Data for processing »

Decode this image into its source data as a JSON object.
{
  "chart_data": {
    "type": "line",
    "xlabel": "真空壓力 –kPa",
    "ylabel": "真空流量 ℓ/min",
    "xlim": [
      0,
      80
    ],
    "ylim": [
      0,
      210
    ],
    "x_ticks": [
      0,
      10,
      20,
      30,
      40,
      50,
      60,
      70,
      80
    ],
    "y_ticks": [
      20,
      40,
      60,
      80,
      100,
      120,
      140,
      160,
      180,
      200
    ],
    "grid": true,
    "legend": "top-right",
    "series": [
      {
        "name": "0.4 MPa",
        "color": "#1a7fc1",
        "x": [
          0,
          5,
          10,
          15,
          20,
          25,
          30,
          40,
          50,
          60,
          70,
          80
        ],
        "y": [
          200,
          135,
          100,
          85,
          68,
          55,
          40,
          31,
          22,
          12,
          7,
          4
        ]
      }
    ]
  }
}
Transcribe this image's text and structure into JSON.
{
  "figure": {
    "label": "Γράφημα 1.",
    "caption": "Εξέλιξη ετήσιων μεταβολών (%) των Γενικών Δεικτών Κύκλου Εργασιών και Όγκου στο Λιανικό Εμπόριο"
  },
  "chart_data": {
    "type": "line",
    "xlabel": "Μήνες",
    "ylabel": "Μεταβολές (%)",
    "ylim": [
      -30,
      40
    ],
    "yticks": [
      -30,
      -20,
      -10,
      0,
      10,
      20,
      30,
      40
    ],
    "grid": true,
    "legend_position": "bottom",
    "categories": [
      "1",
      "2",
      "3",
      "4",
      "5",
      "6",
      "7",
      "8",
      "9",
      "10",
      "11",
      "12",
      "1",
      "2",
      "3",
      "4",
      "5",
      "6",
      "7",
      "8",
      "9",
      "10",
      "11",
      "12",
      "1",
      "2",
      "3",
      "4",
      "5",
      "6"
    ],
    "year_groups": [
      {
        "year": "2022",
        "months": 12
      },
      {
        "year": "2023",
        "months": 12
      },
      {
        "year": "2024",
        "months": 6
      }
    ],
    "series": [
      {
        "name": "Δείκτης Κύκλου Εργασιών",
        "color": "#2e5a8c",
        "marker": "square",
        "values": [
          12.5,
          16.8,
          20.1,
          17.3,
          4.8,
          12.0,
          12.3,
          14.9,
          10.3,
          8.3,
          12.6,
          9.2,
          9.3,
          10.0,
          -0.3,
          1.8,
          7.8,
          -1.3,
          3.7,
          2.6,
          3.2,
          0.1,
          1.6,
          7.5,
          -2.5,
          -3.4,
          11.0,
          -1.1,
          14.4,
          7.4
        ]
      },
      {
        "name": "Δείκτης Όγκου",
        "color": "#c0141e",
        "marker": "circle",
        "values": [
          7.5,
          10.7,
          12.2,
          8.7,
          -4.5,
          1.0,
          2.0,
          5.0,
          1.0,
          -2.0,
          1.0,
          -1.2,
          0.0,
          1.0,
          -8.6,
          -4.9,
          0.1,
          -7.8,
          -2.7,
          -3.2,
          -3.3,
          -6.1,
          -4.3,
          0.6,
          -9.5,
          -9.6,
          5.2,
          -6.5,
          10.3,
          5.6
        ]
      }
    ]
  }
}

Written instruction » Copy the entries above exactly, leaving none out.

Response to the task »
Decode this image into its source data as a JSON object.
{
  "chart_data": {
    "type": "line",
    "xlabel": "真空壓力 –kPa",
    "ylabel": "真空流量 ℓ/min",
    "xlim": [
      0,
      80
    ],
    "ylim": [
      0,
      210
    ],
    "x_ticks": [
      0,
      10,
      20,
      30,
      40,
      50,
      60,
      70,
      80
    ],
    "y_ticks": [
      20,
      40,
      60,
      80,
      100,
      120,
      140,
      160,
      180,
      200
    ],
    "grid": true,
    "legend": "top-right",
    "series": [
      {
        "name": "0.4 MPa",
        "color": "#1a7fc1",
        "x": [
          0,
          5,
          10,
          15,
          20,
          25,
          30,
          40,
          50,
          60,
          70,
          80
        ],
        "y": [
          200,
          135,
          100,
          85,
          68,
          55,
          40,
          31,
          22,
          12,
          7,
          4
        ]
      }
    ]
  }
}
Transcribe this image's text and structure into JSON.
{
  "figure": {
    "label": "Γράφημα 1.",
    "caption": "Εξέλιξη ετήσιων μεταβολών (%) των Γενικών Δεικτών Κύκλου Εργασιών και Όγκου στο Λιανικό Εμπόριο"
  },
  "chart_data": {
    "type": "line",
    "xlabel": "Μήνες",
    "ylabel": "Μεταβολές (%)",
    "ylim": [
      -30,
      40
    ],
    "yticks": [
      -30,
      -20,
      -10,
      0,
      10,
      20,
      30,
      40
    ],
    "grid": true,
    "legend_position": "bottom",
    "categories": [
      "1",
      "2",
      "3",
      "4",
      "5",
      "6",
      "7",
      "8",
      "9",
      "10",
      "11",
      "12",
      "1",
      "2",
      "3",
      "4",
      "5",
      "6",
      "7",
      "8",
      "9",
      "10",
      "11",
      "12",
      "1",
      "2",
      "3",
      "4",
      "5",
      "6"
    ],
    "year_groups": [
      {
        "year": "2022",
        "months": 12
      },
      {
        "year": "2023",
        "months": 12
      },
      {
        "year": "2024",
        "months": 6
      }
    ],
    "series": [
      {
        "name": "Δείκτης Κύκλου Εργασιών",
        "color": "#2e5a8c",
        "marker": "square",
        "values": [
          12.5,
          16.8,
          20.1,
          17.3,
          4.8,
          12.0,
          12.3,
          14.9,
          10.3,
          8.3,
          12.6,
          9.2,
          9.3,
          10.0,
          -0.3,
          1.8,
          7.8,
          -1.3,
          3.7,
          2.6,
          3.2,
          0.1,
          1.6,
          7.5,
          -2.5,
          -3.4,
          11.0,
          -1.1,
          14.4,
          7.4
        ]
      },
      {
        "name": "Δείκτης Όγκου",
        "color": "#c0141e",
        "marker": "circle",
        "values": [
          7.5,
          10.7,
          12.2,
          8.7,
          -4.5,
          1.0,
          2.0,
          5.0,
          1.0,
          -2.0,
          1.0,
          -1.2,
          0.0,
          1.0,
          -8.6,
          -4.9,
          0.1,
          -7.8,
          -2.7,
          -3.2,
          -3.3,
          -6.1,
          -4.3,
          0.6,
          -9.5,
          -9.6,
          5.2,
          -6.5,
          10.3,
          5.6
        ]
      }
    ]
  }
}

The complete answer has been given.